• _AIM OF THE TASK_
Reproduce each line that includes the word "title".

• _DATA IN THIS EXERCISE_
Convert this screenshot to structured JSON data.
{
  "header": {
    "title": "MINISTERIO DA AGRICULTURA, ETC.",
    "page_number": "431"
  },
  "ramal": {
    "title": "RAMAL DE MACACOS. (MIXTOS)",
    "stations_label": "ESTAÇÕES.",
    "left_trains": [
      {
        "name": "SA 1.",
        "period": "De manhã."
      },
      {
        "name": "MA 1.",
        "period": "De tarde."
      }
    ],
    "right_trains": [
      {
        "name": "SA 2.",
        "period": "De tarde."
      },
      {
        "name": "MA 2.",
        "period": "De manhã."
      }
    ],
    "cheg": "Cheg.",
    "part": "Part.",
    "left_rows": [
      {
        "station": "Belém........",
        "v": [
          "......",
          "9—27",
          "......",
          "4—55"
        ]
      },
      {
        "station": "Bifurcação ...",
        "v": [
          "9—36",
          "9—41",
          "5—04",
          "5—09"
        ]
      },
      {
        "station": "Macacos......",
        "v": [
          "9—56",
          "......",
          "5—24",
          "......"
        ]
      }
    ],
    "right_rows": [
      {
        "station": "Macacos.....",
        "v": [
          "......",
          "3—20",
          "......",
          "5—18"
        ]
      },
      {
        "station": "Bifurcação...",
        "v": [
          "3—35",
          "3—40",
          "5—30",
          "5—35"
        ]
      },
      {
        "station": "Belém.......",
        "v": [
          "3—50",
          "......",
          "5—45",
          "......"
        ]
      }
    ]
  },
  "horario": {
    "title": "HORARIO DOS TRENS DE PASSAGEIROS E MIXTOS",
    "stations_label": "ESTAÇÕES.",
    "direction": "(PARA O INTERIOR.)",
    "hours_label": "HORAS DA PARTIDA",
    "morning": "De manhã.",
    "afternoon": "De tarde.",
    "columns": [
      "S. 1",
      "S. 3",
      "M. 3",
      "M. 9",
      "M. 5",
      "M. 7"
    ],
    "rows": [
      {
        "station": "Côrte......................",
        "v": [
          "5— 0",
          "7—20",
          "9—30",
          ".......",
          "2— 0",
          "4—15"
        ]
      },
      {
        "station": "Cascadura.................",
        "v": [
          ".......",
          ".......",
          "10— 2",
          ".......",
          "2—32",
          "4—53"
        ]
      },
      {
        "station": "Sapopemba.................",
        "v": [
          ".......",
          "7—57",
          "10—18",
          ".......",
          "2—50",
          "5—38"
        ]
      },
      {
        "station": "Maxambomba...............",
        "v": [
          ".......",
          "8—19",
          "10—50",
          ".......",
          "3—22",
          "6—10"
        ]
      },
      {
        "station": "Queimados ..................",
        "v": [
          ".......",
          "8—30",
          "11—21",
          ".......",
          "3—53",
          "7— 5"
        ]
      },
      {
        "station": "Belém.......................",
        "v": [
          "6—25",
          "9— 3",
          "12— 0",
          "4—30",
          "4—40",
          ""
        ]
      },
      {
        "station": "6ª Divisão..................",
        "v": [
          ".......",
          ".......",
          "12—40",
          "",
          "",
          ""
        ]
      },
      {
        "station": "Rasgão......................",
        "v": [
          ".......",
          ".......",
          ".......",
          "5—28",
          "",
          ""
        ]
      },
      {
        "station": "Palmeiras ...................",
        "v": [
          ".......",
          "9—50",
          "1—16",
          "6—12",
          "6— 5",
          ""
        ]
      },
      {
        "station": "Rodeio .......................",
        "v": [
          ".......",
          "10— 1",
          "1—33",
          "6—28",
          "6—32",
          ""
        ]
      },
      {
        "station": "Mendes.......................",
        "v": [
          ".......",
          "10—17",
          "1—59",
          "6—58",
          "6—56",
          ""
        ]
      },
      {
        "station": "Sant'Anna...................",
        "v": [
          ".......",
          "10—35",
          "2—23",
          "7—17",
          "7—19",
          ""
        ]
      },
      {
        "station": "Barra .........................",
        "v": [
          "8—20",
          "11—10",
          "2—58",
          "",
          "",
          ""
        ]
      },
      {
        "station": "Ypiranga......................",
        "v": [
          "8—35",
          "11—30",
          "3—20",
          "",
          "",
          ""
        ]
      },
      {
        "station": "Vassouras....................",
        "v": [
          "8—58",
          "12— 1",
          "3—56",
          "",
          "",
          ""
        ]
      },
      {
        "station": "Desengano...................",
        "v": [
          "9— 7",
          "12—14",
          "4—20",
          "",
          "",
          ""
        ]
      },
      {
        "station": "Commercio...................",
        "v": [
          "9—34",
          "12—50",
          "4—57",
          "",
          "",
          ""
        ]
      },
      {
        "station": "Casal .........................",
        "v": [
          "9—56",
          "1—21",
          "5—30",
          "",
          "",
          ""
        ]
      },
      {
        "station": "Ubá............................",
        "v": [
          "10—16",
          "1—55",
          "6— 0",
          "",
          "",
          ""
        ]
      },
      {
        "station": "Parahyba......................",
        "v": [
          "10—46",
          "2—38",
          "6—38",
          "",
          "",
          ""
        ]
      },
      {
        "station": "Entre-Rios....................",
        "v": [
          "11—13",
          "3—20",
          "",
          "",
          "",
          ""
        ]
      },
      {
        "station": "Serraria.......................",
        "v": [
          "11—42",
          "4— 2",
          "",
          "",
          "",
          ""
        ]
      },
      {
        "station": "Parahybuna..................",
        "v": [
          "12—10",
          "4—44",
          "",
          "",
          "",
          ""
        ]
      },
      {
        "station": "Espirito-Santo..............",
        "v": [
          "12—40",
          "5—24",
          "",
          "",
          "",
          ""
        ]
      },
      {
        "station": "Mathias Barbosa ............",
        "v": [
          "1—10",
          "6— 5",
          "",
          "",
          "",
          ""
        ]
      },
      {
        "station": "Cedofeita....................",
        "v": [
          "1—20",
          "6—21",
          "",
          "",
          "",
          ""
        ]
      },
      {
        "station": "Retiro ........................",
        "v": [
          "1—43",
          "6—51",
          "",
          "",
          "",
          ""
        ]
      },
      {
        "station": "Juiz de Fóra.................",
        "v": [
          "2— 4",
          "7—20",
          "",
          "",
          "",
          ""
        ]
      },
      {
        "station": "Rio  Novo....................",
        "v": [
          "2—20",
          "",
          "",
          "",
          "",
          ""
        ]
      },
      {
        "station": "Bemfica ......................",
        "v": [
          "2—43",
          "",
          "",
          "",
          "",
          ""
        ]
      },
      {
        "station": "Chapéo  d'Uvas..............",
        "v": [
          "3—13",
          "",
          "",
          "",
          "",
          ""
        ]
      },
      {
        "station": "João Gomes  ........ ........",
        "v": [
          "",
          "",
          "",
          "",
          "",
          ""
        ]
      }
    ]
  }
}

• _RESPONSE FOR THIS EXERCISE_
    "title": "MINISTERIO DA AGRICULTURA, ETC.",
    "title": "RAMAL DE MACACOS. (MIXTOS)",
    "title": "HORARIO DOS TRENS DE PASSAGEIROS E MIXTOS",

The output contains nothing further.